■ **Input for this task**
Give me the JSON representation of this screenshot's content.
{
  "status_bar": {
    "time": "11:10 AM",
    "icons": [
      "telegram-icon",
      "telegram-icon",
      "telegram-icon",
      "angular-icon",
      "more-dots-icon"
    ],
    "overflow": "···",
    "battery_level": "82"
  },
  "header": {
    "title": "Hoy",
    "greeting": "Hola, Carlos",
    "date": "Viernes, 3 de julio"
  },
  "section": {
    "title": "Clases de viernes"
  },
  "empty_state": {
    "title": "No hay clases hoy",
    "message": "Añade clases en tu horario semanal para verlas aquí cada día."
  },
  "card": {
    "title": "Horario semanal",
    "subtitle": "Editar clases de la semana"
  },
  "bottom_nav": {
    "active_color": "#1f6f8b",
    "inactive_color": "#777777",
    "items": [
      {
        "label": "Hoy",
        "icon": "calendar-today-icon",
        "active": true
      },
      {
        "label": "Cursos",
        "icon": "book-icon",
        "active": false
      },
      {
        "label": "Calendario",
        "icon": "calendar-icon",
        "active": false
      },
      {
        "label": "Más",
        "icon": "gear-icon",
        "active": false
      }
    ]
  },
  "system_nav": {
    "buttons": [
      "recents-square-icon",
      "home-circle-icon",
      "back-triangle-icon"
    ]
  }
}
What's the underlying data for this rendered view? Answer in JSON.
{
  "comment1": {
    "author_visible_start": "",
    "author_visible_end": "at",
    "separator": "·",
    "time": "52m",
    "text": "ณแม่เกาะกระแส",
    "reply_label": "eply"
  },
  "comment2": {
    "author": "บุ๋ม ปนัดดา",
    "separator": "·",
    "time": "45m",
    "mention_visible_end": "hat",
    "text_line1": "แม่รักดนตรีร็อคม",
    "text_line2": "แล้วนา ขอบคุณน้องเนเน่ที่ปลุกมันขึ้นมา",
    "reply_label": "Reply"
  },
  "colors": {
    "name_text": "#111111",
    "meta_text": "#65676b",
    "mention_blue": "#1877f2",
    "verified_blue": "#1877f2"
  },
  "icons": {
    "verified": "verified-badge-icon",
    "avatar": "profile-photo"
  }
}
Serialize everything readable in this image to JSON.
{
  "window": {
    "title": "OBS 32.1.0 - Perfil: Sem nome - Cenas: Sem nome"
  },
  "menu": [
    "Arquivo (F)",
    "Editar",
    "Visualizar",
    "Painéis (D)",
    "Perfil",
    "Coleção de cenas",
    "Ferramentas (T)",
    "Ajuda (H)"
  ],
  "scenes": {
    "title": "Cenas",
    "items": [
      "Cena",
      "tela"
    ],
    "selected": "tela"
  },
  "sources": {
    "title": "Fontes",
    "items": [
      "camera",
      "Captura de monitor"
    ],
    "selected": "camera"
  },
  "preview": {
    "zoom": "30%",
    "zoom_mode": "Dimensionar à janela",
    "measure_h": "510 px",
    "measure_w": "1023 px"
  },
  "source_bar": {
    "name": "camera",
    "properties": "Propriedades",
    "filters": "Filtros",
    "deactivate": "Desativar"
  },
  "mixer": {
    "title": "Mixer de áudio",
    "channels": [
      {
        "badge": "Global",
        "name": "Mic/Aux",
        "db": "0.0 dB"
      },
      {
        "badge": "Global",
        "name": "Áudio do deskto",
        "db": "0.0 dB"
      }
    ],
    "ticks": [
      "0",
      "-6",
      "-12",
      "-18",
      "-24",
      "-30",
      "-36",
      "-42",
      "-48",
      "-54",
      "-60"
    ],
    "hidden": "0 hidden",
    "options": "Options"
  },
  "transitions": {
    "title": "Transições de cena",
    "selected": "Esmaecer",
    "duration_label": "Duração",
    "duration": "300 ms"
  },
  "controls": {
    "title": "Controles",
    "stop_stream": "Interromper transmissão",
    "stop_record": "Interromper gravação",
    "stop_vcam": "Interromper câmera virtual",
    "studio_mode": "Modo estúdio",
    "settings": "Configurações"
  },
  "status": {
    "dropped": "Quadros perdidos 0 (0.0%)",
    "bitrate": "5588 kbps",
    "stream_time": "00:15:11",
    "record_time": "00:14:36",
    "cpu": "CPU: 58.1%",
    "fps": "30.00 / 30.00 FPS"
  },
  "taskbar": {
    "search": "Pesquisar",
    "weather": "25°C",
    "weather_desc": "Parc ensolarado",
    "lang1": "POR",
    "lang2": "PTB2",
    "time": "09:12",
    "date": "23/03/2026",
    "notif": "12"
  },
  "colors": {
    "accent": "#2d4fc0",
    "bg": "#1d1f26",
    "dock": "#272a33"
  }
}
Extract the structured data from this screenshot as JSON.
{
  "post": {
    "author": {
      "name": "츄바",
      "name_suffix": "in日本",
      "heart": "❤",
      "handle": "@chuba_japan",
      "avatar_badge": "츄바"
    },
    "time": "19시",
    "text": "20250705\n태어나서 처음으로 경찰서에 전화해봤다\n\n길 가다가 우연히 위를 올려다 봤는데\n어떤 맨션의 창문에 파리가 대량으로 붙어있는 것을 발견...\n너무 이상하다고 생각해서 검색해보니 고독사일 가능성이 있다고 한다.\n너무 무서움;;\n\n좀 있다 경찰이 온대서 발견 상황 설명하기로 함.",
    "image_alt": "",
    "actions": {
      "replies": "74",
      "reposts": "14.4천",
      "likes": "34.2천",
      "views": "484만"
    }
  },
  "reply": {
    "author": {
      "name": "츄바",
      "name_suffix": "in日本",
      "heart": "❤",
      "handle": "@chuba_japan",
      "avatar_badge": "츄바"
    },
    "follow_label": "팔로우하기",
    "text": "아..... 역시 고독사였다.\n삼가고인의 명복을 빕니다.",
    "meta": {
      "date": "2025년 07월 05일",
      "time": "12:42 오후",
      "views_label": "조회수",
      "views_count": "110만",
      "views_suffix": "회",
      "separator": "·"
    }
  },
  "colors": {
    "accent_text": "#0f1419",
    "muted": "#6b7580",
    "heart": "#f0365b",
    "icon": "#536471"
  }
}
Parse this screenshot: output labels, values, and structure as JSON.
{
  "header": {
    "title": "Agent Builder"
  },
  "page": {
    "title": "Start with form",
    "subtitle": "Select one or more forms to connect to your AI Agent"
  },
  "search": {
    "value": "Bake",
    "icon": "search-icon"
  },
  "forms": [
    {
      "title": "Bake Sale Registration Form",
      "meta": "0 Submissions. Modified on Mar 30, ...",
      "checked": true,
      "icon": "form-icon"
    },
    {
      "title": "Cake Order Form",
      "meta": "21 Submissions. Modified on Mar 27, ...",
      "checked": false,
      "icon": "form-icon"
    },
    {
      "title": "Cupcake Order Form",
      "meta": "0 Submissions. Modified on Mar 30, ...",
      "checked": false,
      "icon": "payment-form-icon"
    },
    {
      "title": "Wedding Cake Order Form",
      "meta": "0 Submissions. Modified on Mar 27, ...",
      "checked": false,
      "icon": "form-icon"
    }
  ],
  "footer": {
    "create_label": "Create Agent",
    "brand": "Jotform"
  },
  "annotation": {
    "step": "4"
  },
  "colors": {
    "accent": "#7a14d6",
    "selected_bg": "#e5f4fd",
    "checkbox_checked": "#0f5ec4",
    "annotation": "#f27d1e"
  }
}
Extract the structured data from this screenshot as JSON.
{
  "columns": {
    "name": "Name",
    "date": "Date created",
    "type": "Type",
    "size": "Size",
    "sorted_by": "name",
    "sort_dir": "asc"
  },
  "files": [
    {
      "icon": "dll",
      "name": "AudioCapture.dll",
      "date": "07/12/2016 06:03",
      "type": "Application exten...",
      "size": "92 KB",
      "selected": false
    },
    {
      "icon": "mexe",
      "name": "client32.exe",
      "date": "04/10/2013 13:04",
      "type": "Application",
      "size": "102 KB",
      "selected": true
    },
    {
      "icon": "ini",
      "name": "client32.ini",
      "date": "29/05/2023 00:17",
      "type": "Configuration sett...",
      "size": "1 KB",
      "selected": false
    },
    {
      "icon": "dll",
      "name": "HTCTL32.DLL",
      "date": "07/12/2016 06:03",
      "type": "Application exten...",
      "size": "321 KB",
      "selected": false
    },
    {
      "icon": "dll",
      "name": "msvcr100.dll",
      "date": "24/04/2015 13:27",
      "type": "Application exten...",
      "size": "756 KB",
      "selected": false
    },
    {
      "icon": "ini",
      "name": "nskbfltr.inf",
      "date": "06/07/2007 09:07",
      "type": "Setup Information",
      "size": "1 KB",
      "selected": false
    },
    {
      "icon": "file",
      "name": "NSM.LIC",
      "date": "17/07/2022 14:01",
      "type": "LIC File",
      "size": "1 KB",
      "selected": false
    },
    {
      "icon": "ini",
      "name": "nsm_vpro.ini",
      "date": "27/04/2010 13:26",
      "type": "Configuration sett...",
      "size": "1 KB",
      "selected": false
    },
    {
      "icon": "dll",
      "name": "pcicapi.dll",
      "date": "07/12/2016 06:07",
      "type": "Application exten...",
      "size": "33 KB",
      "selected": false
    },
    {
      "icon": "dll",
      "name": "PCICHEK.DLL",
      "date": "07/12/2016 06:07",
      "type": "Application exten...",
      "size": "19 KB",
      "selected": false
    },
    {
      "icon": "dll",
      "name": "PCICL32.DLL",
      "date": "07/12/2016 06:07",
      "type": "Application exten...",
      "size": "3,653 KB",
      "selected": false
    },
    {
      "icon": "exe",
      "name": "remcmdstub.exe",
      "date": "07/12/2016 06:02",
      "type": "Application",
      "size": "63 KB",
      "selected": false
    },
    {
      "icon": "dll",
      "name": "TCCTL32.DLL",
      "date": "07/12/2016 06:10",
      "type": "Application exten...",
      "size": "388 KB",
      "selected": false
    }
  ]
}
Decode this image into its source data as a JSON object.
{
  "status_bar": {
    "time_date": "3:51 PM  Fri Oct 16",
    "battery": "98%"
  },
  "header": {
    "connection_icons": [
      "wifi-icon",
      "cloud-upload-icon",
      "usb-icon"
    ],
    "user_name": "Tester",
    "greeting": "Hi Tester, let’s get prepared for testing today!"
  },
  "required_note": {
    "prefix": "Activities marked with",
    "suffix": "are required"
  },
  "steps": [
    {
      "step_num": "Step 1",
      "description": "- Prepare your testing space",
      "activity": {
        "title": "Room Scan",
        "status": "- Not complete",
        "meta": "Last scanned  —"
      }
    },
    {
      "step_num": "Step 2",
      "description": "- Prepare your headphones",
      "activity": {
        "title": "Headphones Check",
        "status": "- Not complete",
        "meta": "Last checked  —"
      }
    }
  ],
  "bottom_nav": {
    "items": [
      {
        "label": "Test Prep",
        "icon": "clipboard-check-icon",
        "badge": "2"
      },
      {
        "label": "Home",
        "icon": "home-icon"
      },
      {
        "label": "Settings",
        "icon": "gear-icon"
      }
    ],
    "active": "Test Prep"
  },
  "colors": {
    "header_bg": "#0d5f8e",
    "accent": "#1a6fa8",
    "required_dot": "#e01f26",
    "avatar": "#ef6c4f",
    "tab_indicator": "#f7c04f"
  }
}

■ **Aim of the task**
Search the records above for the string "Submissions". Copy every line that contains it.

■ **Written response**
      "meta": "0 Submissions. Modified on Mar 30, ...",
      "meta": "21 Submissions. Modified on Mar 27, ...",
      "meta": "0 Submissions. Modified on Mar 30, ...",
      "meta": "0 Submissions. Modified on Mar 27, ...",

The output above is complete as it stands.